Recorded data
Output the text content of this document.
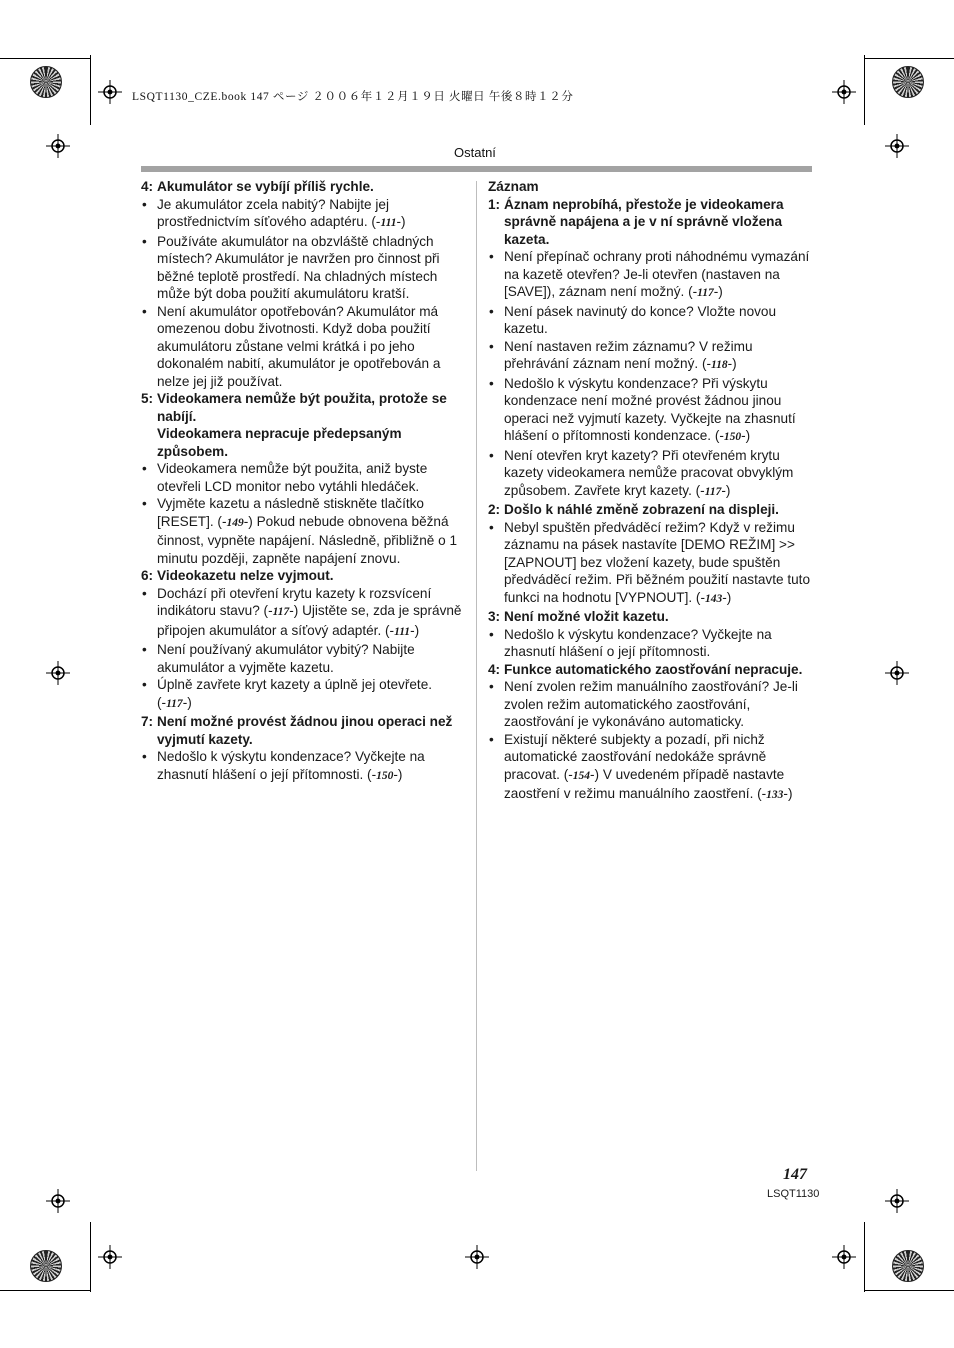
LSQT1130_CZE.book 147 ページ ２００６年１２月１９日 火曜日 午後８時１２分
Ostatní
4: Akumulátor se vybíjí příliš rychle.

• Je akumulátor zcela nabitý? Nabijte jej prostřednictvím síťového adaptéru. (-111-)
• Používáte akumulátor na obzvláště chladných místech? Akumulátor je navržen pro činnost při běžné teplotě prostředí. Na chladných místech může být doba použití akumulátoru kratší.
• Není akumulátor opotřebován? Akumulátor má omezenou dobu životnosti. Když doba použití akumulátoru zůstane velmi krátká i po jeho dokonalém nabití, akumulátor je opotřebován a nelze jej již používat.
5: Videokamera nemůže být použita, protože se nabíjí.

Videokamera nepracuje předepsaným způsobem.

• Videokamera nemůže být použita, aniž byste otevřeli LCD monitor nebo vytáhli hledáček.
• Vyjměte kazetu a následně stiskněte tlačítko [RESET]. (-149-) Pokud nebude obnovena běžná činnost, vypněte napájení. Následně, přibližně o 1 minutu později, zapněte napájení znovu.
6: Videokazetu nelze vyjmout.

• Dochází při otevření krytu kazety k rozsvícení indikátoru stavu? (-117-) Ujistěte se, zda je správně připojen akumulátor a síťový adaptér. (-111-)
• Není používaný akumulátor vybitý? Nabijte akumulátor a vyjměte kazetu.
• Úplně zavřete kryt kazety a úplně jej otevřete. (-117-)
7: Není možné provést žádnou jinou operaci než vyjmutí kazety.

• Nedošlo k výskytu kondenzace? Vyčkejte na zhasnutí hlášení o její přítomnosti. (-150-)

Záznam

1: Áznam neprobíhá, přestože je videokamera správně napájena a je v ní správně vložena kazeta.

• Není přepínač ochrany proti náhodnému vymazání na kazetě otevřen? Je-li otevřen (nastaven na [SAVE]), záznam není možný. (-117-)
• Není pásek navinutý do konce? Vložte novou kazetu.
• Není nastaven režim záznamu? V režimu přehrávání záznam není možný. (-118-)
• Nedošlo k výskytu kondenzace? Při výskytu kondenzace není možné provést žádnou jinou operaci než vyjmutí kazety. Vyčkejte na zhasnutí hlášení o přítomnosti kondenzace. (-150-)
• Není otevřen kryt kazety? Při otevřeném krytu kazety videokamera nemůže pracovat obvyklým způsobem. Zavřete kryt kazety. (-117-)
2: Došlo k náhlé změně zobrazení na displeji.

• Nebyl spuštěn předváděcí režim? Když v režimu záznamu na pásek nastavíte [DEMO REŽIM] >> [ZAPNOUT] bez vložení kazety, bude spuštěn předváděcí režim. Při běžném použití nastavte tuto funkci na hodnotu [VYPNOUT]. (-143-)
3: Není možné vložit kazetu.

• Nedošlo k výskytu kondenzace? Vyčkejte na zhasnutí hlášení o její přítomnosti.
4: Funkce automatického zaostřování nepracuje.

• Není zvolen režim manuálního zaostřování? Je-li zvolen režim automatického zaostřování, zaostřování je vykonáváno automaticky.
• Existují některé subjekty a pozadí, při nichž automatické zaostřování nedokáže správně pracovat. (-154-) V uvedeném případě nastavte zaostření v režimu manuálního zaostření. (-133-)
147
LSQT1130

• WRITTEN EXERCISE
Give the count of lines in the listing that hold the word "způsobem", with no other text.

• SOLVED EXERCISE
2